◆ PROMPT ◆
Give each line of the records again exactly and omit every picture.

◆ GIVEN DATA ◆
========================================
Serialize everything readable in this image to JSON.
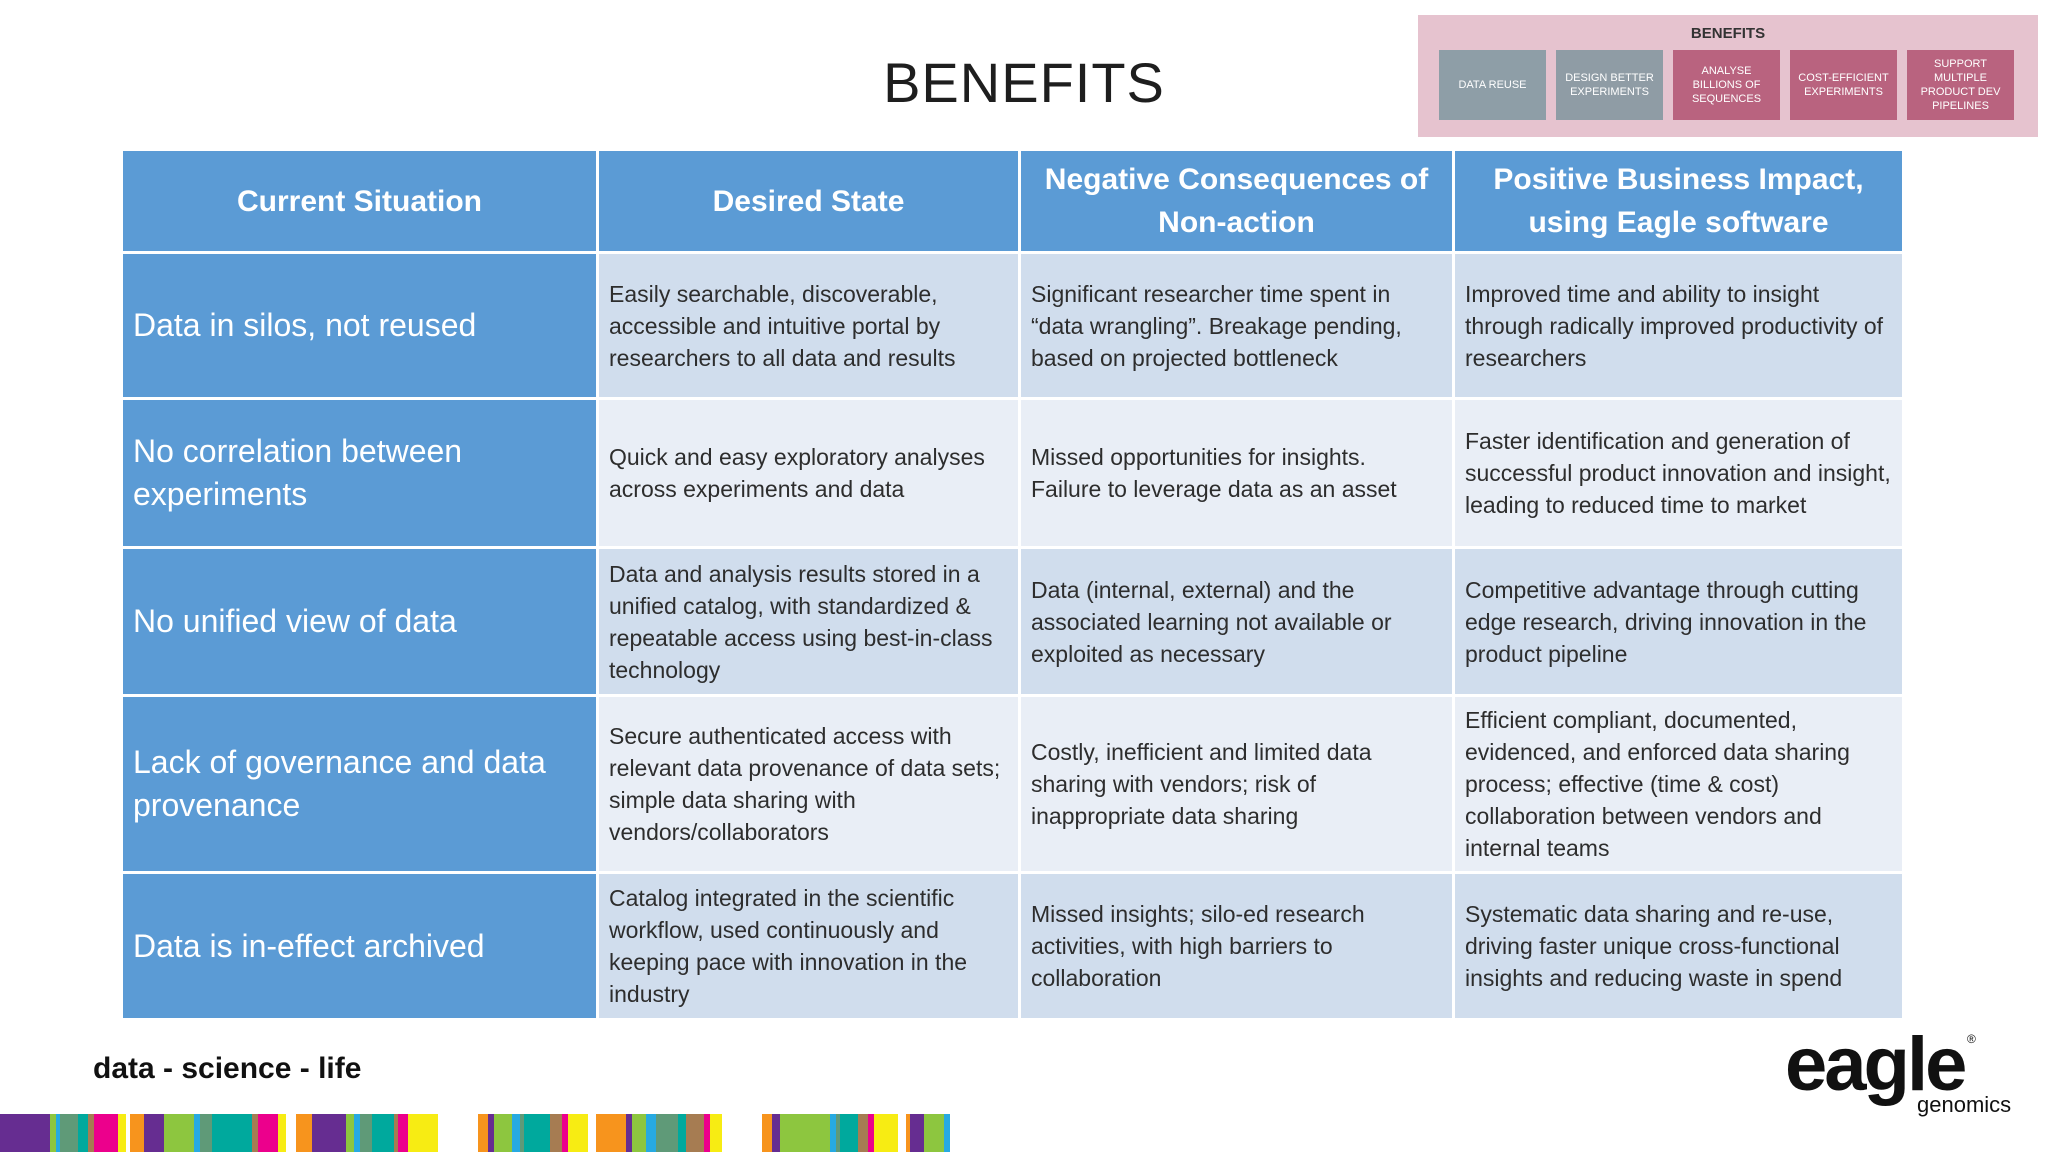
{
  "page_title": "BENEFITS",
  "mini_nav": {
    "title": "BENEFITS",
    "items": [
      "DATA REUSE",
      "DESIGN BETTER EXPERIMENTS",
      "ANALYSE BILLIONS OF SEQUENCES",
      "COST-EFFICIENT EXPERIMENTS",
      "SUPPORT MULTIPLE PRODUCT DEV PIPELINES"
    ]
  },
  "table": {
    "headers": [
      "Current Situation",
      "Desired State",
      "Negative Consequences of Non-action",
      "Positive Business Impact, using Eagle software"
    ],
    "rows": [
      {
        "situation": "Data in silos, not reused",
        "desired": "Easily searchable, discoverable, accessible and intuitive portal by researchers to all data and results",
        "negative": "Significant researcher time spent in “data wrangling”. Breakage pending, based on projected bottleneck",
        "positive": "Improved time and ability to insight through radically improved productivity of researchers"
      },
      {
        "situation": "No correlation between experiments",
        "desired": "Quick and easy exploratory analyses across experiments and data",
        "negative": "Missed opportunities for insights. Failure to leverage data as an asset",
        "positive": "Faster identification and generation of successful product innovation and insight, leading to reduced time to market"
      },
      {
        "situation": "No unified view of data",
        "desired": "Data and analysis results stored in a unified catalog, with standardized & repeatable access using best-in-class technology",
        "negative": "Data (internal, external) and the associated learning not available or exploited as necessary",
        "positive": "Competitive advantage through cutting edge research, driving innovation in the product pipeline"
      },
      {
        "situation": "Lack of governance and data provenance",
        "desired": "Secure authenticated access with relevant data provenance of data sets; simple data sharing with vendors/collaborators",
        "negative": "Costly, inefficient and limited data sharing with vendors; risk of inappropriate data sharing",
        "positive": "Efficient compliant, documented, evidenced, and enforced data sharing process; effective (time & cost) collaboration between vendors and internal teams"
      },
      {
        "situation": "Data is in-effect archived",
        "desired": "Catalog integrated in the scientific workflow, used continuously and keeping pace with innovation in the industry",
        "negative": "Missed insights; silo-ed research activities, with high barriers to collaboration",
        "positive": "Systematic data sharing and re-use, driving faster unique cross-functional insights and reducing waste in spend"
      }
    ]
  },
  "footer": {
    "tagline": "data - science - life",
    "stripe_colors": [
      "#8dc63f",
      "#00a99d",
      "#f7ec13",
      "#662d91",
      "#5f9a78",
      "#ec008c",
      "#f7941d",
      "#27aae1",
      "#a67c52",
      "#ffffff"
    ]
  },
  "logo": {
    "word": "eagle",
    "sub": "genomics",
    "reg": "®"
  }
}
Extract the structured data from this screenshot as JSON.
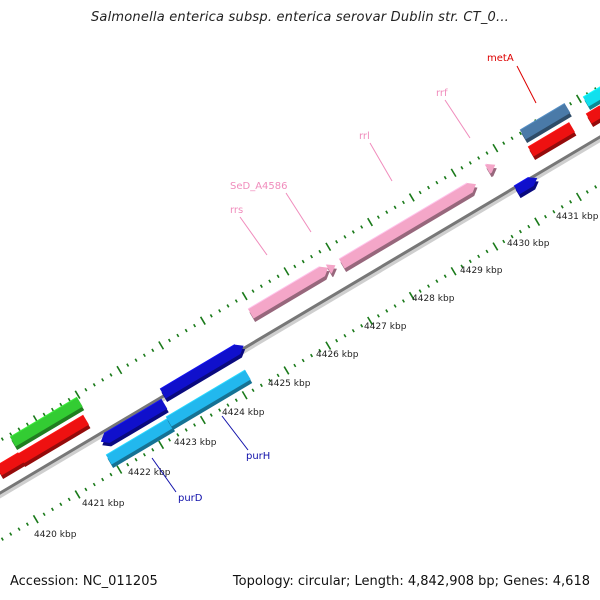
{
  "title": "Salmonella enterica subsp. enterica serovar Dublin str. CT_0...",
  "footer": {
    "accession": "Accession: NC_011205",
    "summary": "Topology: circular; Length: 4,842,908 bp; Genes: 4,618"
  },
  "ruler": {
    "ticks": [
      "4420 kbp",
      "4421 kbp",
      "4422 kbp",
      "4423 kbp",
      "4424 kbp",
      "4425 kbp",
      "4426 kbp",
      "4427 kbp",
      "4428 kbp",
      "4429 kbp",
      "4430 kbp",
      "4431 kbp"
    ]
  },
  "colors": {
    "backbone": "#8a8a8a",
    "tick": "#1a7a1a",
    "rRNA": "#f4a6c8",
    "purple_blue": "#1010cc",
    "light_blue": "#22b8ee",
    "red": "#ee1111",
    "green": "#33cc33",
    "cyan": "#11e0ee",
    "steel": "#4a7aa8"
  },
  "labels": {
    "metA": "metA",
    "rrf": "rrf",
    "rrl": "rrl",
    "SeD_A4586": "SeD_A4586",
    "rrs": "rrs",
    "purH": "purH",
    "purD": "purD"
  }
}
========================================
◆ WRITTEN SOLUTION ◆
Serialize everything readable in this image to JSON.
{
  "page_title": "BENEFITS",
  "mini_nav": {
    "title": "BENEFITS",
    "items": [
      "DATA REUSE",
      "DESIGN BETTER EXPERIMENTS",
      "ANALYSE BILLIONS OF SEQUENCES",
      "COST-EFFICIENT EXPERIMENTS",
      "SUPPORT MULTIPLE PRODUCT DEV PIPELINES"
    ]
  },
  "table": {
    "headers": [
      "Current Situation",
      "Desired State",
      "Negative Consequences of Non-action",
      "Positive Business Impact, using Eagle software"
    ],
    "rows": [
      {
        "situation": "Data in silos, not reused",
        "desired": "Easily searchable, discoverable, accessible and intuitive portal by researchers to all data and results",
        "negative": "Significant researcher time spent in “data wrangling”. Breakage pending, based on projected bottleneck",
        "positive": "Improved time and ability to insight through radically improved productivity of researchers"
      },
      {
        "situation": "No correlation between experiments",
        "desired": "Quick and easy exploratory analyses across experiments and data",
        "negative": "Missed opportunities for insights. Failure to leverage data as an asset",
        "positive": "Faster identification and generation of successful product innovation and insight, leading to reduced time to market"
      },
      {
        "situation": "No unified view of data",
        "desired": "Data and analysis results stored in a unified catalog, with standardized & repeatable access using best-in-class technology",
        "negative": "Data (internal, external) and the associated learning not available or exploited as necessary",
        "positive": "Competitive advantage through cutting edge research, driving innovation in the product pipeline"
      },
      {
        "situation": "Lack of governance and data provenance",
        "desired": "Secure authenticated access with relevant data provenance of data sets; simple data sharing with vendors/collaborators",
        "negative": "Costly, inefficient and limited data sharing with vendors; risk of inappropriate data sharing",
        "positive": "Efficient compliant, documented, evidenced, and enforced data sharing process; effective (time & cost) collaboration between vendors and internal teams"
      },
      {
        "situation": "Data is in-effect archived",
        "desired": "Catalog integrated in the scientific workflow, used continuously and keeping pace with innovation in the industry",
        "negative": "Missed insights; silo-ed research activities, with high barriers to collaboration",
        "positive": "Systematic data sharing and re-use, driving faster unique cross-functional insights and reducing waste in spend"
      }
    ]
  },
  "footer": {
    "tagline": "data - science - life",
    "stripe_colors": [
      "#8dc63f",
      "#00a99d",
      "#f7ec13",
      "#662d91",
      "#5f9a78",
      "#ec008c",
      "#f7941d",
      "#27aae1",
      "#a67c52",
      "#ffffff"
    ]
  },
  "logo": {
    "word": "eagle",
    "sub": "genomics",
    "reg": "®"
  }
}
Extract the structured data from this screenshot as JSON.
{
  "title": "Salmonella enterica subsp. enterica serovar Dublin str. CT_0...",
  "footer": {
    "accession": "Accession: NC_011205",
    "summary": "Topology: circular; Length: 4,842,908 bp; Genes: 4,618"
  },
  "ruler": {
    "ticks": [
      "4420 kbp",
      "4421 kbp",
      "4422 kbp",
      "4423 kbp",
      "4424 kbp",
      "4425 kbp",
      "4426 kbp",
      "4427 kbp",
      "4428 kbp",
      "4429 kbp",
      "4430 kbp",
      "4431 kbp"
    ]
  },
  "colors": {
    "backbone": "#8a8a8a",
    "tick": "#1a7a1a",
    "rRNA": "#f4a6c8",
    "purple_blue": "#1010cc",
    "light_blue": "#22b8ee",
    "red": "#ee1111",
    "green": "#33cc33",
    "cyan": "#11e0ee",
    "steel": "#4a7aa8"
  },
  "labels": {
    "metA": "metA",
    "rrf": "rrf",
    "rrl": "rrl",
    "SeD_A4586": "SeD_A4586",
    "rrs": "rrs",
    "purH": "purH",
    "purD": "purD"
  }
}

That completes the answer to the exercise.